### Exercise brief
Which lines in the records below contain the word "title"? Copy each one out.

━━ The records

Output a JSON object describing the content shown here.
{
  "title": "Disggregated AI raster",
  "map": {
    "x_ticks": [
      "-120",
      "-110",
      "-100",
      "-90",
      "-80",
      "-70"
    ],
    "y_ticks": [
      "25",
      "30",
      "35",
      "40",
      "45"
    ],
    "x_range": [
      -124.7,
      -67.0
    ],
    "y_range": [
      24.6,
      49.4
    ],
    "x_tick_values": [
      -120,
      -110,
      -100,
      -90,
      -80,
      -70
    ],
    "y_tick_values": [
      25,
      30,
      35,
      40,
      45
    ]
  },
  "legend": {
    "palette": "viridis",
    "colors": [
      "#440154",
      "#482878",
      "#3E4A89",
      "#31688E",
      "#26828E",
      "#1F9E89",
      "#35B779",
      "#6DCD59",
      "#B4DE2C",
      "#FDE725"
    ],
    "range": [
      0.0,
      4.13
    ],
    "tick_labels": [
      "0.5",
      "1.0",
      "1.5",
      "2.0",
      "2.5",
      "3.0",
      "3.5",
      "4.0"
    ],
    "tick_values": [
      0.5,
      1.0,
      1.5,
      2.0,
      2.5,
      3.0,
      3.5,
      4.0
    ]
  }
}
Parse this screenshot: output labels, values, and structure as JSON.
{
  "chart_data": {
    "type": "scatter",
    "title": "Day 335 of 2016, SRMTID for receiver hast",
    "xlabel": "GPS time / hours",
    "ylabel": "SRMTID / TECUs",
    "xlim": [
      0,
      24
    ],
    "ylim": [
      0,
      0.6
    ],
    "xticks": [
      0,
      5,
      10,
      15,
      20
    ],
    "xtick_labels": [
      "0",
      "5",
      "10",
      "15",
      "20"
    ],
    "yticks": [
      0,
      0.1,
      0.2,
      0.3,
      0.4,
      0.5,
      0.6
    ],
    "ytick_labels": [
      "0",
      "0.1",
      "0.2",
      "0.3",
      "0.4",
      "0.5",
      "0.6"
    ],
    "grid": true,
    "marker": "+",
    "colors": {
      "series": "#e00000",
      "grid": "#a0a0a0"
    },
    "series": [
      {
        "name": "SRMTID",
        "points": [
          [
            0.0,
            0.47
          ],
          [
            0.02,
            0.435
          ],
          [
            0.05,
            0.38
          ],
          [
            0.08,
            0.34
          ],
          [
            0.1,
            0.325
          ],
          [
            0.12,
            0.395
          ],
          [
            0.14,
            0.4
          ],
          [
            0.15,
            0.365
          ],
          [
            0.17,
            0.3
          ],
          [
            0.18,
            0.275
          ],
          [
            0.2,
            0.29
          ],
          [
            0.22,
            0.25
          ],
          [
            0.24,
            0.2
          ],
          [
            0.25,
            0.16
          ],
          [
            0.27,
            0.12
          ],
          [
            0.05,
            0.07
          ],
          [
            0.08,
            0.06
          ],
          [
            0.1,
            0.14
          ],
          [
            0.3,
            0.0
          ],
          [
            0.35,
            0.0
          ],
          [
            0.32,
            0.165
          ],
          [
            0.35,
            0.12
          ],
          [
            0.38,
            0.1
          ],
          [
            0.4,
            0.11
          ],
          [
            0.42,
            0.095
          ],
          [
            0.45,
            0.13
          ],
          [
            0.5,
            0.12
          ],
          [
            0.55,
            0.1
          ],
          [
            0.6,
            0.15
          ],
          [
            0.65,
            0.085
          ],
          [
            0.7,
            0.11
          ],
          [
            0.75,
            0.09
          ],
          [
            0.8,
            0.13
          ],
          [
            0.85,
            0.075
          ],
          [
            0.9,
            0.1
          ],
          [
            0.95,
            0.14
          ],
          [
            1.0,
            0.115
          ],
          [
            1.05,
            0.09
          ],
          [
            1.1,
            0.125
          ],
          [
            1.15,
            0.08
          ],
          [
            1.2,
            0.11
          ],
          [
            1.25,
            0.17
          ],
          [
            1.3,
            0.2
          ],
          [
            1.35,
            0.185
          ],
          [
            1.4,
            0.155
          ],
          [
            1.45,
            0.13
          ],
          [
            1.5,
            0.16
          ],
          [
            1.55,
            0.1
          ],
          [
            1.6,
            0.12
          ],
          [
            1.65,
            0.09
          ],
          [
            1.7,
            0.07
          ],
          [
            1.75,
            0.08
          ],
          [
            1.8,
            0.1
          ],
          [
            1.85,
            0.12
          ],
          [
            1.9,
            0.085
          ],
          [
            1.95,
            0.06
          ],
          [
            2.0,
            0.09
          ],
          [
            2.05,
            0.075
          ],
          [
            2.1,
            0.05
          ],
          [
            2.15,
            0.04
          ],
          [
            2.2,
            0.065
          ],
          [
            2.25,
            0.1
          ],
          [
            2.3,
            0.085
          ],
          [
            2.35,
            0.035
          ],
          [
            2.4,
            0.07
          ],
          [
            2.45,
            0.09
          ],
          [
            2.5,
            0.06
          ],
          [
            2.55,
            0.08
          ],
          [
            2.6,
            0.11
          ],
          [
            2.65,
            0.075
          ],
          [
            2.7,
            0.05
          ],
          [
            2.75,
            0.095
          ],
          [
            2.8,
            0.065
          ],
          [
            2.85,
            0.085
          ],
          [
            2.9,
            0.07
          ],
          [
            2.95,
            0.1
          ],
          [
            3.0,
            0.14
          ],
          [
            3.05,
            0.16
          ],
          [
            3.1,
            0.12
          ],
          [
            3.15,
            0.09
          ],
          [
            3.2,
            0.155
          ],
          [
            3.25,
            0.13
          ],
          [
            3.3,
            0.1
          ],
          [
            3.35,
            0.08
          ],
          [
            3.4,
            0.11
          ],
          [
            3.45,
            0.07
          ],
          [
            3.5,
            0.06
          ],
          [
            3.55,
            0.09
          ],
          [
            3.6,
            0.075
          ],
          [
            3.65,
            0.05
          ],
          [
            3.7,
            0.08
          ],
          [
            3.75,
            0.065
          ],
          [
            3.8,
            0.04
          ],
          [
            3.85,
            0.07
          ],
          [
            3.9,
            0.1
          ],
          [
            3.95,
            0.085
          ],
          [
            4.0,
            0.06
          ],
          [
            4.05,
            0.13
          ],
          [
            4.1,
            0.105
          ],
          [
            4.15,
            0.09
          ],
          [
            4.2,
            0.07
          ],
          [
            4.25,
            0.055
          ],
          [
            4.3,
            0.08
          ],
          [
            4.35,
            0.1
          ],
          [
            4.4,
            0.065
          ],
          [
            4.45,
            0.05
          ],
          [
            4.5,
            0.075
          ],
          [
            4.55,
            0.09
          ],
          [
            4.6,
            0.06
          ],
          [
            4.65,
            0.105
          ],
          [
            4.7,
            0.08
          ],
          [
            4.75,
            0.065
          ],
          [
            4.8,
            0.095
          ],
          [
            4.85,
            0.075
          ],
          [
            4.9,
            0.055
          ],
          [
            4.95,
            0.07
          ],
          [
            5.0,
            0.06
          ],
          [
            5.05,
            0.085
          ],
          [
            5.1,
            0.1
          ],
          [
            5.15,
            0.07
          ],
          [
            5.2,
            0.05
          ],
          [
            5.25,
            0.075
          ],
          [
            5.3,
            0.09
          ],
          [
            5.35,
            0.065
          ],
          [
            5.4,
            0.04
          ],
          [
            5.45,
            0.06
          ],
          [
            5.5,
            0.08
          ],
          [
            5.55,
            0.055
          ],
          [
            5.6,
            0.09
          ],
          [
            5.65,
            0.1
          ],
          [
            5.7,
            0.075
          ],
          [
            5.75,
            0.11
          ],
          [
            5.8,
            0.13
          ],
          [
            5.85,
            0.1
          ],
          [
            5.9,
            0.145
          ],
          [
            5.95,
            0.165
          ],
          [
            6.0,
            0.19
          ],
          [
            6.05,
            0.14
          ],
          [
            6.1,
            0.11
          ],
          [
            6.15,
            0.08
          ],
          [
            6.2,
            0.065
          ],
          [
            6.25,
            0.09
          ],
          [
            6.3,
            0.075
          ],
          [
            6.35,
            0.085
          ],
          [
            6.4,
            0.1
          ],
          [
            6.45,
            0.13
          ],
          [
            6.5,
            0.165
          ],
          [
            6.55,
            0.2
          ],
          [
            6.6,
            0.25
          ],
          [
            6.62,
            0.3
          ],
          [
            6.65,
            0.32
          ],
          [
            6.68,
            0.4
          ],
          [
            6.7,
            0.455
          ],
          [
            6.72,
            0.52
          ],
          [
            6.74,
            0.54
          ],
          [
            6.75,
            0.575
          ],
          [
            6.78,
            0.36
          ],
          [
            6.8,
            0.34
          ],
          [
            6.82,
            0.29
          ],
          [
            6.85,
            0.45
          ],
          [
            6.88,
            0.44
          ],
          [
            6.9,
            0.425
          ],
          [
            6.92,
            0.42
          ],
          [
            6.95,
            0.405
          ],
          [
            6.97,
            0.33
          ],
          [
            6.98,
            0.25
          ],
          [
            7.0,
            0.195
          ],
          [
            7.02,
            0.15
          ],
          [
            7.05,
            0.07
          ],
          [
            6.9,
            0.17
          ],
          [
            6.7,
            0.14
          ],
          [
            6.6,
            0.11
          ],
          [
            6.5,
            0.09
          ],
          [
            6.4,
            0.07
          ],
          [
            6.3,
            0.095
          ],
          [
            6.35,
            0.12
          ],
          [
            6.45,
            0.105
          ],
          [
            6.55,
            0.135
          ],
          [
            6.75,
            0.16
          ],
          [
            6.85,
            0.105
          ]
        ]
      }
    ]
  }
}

━━━━

### The completed task
  "title": "Disggregated AI raster",
    "title": "Day 335 of 2016, SRMTID for receiver hast",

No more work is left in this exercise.